■ EXERCISE BRIEF: Show every line of the records below that contains the word "name".

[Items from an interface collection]
***
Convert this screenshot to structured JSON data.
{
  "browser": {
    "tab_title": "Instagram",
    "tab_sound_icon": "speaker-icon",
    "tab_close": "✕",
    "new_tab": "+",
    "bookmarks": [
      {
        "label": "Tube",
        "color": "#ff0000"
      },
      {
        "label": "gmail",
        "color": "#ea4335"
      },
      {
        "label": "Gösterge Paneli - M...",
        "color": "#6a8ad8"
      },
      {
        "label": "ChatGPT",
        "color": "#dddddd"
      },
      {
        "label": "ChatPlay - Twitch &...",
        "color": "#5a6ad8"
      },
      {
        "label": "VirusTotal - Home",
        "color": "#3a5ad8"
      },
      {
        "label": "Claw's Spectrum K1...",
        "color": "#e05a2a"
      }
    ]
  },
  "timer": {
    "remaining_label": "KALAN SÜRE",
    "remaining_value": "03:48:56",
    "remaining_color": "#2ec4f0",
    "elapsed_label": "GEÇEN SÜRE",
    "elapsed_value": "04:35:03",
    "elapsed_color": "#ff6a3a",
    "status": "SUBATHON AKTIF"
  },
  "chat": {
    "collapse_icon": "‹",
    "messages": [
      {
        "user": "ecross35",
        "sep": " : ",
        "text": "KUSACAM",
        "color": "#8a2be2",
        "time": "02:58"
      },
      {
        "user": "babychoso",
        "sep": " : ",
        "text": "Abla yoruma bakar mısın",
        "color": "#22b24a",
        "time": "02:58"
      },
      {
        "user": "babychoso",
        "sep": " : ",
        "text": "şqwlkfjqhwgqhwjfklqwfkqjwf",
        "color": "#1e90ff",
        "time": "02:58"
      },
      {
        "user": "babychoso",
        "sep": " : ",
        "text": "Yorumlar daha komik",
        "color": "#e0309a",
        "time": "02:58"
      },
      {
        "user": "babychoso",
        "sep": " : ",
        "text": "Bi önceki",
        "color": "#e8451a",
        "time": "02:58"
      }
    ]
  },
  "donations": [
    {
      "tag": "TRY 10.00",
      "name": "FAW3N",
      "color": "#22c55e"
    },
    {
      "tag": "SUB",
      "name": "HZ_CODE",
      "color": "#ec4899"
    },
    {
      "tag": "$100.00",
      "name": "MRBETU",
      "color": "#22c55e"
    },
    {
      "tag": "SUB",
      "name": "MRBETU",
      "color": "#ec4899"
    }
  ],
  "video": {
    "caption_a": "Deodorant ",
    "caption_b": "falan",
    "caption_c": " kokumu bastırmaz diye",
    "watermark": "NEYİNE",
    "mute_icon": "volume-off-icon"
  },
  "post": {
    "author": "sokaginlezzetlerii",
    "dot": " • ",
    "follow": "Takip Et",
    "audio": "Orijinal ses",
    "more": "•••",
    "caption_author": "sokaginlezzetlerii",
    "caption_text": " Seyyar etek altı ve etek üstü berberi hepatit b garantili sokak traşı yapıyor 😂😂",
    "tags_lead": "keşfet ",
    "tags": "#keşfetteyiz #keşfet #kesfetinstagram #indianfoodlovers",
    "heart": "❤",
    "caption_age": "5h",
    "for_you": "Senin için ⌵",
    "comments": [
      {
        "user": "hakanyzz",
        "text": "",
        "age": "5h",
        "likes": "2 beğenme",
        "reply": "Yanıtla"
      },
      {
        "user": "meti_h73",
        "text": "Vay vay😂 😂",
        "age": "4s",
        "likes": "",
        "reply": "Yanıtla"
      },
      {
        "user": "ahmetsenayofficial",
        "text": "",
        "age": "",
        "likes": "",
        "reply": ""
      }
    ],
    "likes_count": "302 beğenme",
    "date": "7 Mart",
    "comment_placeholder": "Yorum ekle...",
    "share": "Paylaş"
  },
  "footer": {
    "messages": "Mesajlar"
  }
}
***
■ PROBLEM SOLUTION:
      "name": "FAW3N",
      "name": "HZ_CODE",
      "name": "MRBETU",
      "name": "MRBETU",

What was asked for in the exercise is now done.